> **Data extract**
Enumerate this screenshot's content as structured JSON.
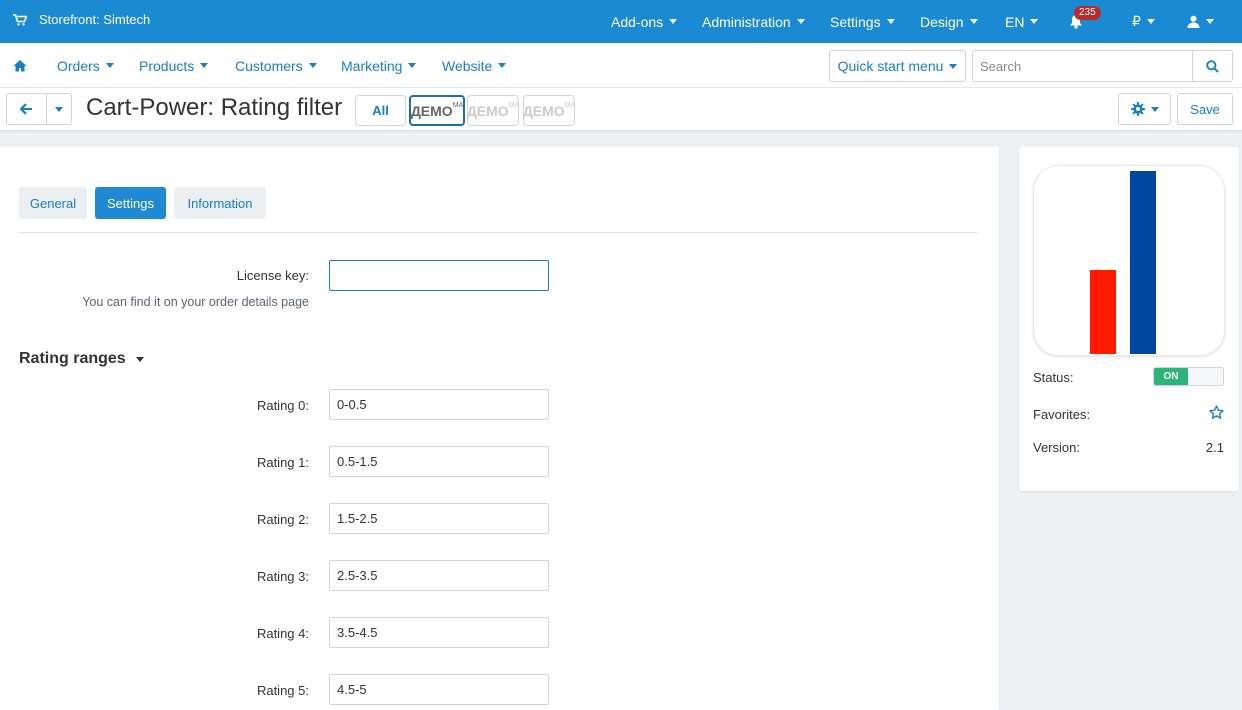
{
  "topbar": {
    "store_label": "Storefront: Simtech",
    "menus": [
      "Add-ons",
      "Administration",
      "Settings",
      "Design",
      "EN"
    ],
    "notification_count": "235",
    "currency": "₽",
    "background_color": "#1a8ad3"
  },
  "navbar": {
    "items": [
      "Orders",
      "Products",
      "Customers",
      "Marketing",
      "Website"
    ],
    "quick_start": "Quick start menu",
    "search_placeholder": "Search"
  },
  "titlebar": {
    "title": "Cart-Power: Rating filter",
    "filter_all": "All",
    "demo_text": "ДЕМО",
    "demo_sup": "МА",
    "save_label": "Save"
  },
  "tabs": {
    "general": "General",
    "settings": "Settings",
    "information": "Information"
  },
  "settings": {
    "license_label": "License key:",
    "license_value": "",
    "license_hint": "You can find it on your order details page",
    "section_title": "Rating ranges",
    "ratings": [
      {
        "label": "Rating 0:",
        "value": "0-0.5"
      },
      {
        "label": "Rating 1:",
        "value": "0.5-1.5"
      },
      {
        "label": "Rating 2:",
        "value": "1.5-2.5"
      },
      {
        "label": "Rating 3:",
        "value": "2.5-3.5"
      },
      {
        "label": "Rating 4:",
        "value": "3.5-4.5"
      },
      {
        "label": "Rating 5:",
        "value": "4.5-5"
      }
    ]
  },
  "sidebar": {
    "status_label": "Status:",
    "status_value": "ON",
    "favorites_label": "Favorites:",
    "version_label": "Version:",
    "version_value": "2.1",
    "logo_colors": {
      "red_bar": "#ff1a00",
      "blue_bar": "#0047a0"
    }
  },
  "colors": {
    "accent": "#1a7ec1",
    "active_tab": "#1f8ad3",
    "status_on": "#2db47a"
  }
}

> **Stated problem**
Give back the entries verbatim. Do not include any picture.

> **Output below**
Enumerate this screenshot's content as structured JSON.
{
  "topbar": {
    "store_label": "Storefront: Simtech",
    "menus": [
      "Add-ons",
      "Administration",
      "Settings",
      "Design",
      "EN"
    ],
    "notification_count": "235",
    "currency": "₽",
    "background_color": "#1a8ad3"
  },
  "navbar": {
    "items": [
      "Orders",
      "Products",
      "Customers",
      "Marketing",
      "Website"
    ],
    "quick_start": "Quick start menu",
    "search_placeholder": "Search"
  },
  "titlebar": {
    "title": "Cart-Power: Rating filter",
    "filter_all": "All",
    "demo_text": "ДЕМО",
    "demo_sup": "МА",
    "save_label": "Save"
  },
  "tabs": {
    "general": "General",
    "settings": "Settings",
    "information": "Information"
  },
  "settings": {
    "license_label": "License key:",
    "license_value": "",
    "license_hint": "You can find it on your order details page",
    "section_title": "Rating ranges",
    "ratings": [
      {
        "label": "Rating 0:",
        "value": "0-0.5"
      },
      {
        "label": "Rating 1:",
        "value": "0.5-1.5"
      },
      {
        "label": "Rating 2:",
        "value": "1.5-2.5"
      },
      {
        "label": "Rating 3:",
        "value": "2.5-3.5"
      },
      {
        "label": "Rating 4:",
        "value": "3.5-4.5"
      },
      {
        "label": "Rating 5:",
        "value": "4.5-5"
      }
    ]
  },
  "sidebar": {
    "status_label": "Status:",
    "status_value": "ON",
    "favorites_label": "Favorites:",
    "version_label": "Version:",
    "version_value": "2.1",
    "logo_colors": {
      "red_bar": "#ff1a00",
      "blue_bar": "#0047a0"
    }
  },
  "colors": {
    "accent": "#1a7ec1",
    "active_tab": "#1f8ad3",
    "status_on": "#2db47a"
  }
}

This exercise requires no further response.